>> Begin

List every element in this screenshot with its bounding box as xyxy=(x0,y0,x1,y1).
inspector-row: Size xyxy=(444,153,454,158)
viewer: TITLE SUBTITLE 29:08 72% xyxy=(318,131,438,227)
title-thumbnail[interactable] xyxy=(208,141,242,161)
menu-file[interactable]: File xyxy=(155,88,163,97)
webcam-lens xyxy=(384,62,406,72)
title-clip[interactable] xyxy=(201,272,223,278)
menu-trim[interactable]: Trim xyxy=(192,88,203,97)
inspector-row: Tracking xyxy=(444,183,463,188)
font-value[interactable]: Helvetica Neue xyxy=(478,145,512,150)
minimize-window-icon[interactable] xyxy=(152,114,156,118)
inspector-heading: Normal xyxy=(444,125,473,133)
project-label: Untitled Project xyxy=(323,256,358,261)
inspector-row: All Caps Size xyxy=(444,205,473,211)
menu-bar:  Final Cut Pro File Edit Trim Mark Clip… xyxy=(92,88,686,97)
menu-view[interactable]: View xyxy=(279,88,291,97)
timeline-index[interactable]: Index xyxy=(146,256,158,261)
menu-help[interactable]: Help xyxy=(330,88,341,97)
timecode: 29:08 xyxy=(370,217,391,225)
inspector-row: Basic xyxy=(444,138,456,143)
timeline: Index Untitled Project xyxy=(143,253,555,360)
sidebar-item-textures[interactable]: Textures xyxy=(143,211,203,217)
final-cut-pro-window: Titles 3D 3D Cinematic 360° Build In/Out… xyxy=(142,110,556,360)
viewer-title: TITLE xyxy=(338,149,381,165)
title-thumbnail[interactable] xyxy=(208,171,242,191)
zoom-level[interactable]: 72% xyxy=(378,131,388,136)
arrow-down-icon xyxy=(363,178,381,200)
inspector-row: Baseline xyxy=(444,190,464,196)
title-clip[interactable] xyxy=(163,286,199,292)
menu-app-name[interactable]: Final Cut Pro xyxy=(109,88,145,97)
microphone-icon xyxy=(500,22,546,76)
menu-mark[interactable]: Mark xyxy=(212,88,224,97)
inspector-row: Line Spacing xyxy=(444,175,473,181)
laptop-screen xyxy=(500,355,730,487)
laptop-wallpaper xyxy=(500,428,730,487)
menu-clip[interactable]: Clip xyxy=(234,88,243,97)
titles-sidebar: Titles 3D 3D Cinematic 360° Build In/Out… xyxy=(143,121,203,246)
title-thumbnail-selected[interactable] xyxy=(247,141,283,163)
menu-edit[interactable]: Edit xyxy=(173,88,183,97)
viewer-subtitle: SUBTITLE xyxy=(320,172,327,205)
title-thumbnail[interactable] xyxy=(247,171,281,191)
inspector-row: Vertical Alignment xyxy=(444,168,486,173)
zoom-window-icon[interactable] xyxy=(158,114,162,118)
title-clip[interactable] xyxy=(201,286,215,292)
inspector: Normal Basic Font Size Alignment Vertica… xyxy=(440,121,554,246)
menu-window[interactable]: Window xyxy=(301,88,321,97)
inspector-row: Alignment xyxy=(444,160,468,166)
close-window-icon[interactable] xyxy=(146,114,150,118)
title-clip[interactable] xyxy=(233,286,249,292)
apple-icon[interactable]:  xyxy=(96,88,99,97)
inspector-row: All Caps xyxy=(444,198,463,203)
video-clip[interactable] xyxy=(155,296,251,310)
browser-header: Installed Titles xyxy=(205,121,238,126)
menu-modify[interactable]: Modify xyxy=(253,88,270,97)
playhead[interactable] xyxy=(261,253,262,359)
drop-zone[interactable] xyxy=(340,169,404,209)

>> End

§ Directive
Reproduce the records verbatim, from their first line through the line that contains "title-thumbnail[interactable] xyxy=(208,141,242,161)", with both of those lines included and nothing else.

§ Exercise answer
List every element in this screenshot with its bounding box as xyxy=(x0,y0,x1,y1).
inspector-row: Size xyxy=(444,153,454,158)
viewer: TITLE SUBTITLE 29:08 72% xyxy=(318,131,438,227)
title-thumbnail[interactable] xyxy=(208,141,242,161)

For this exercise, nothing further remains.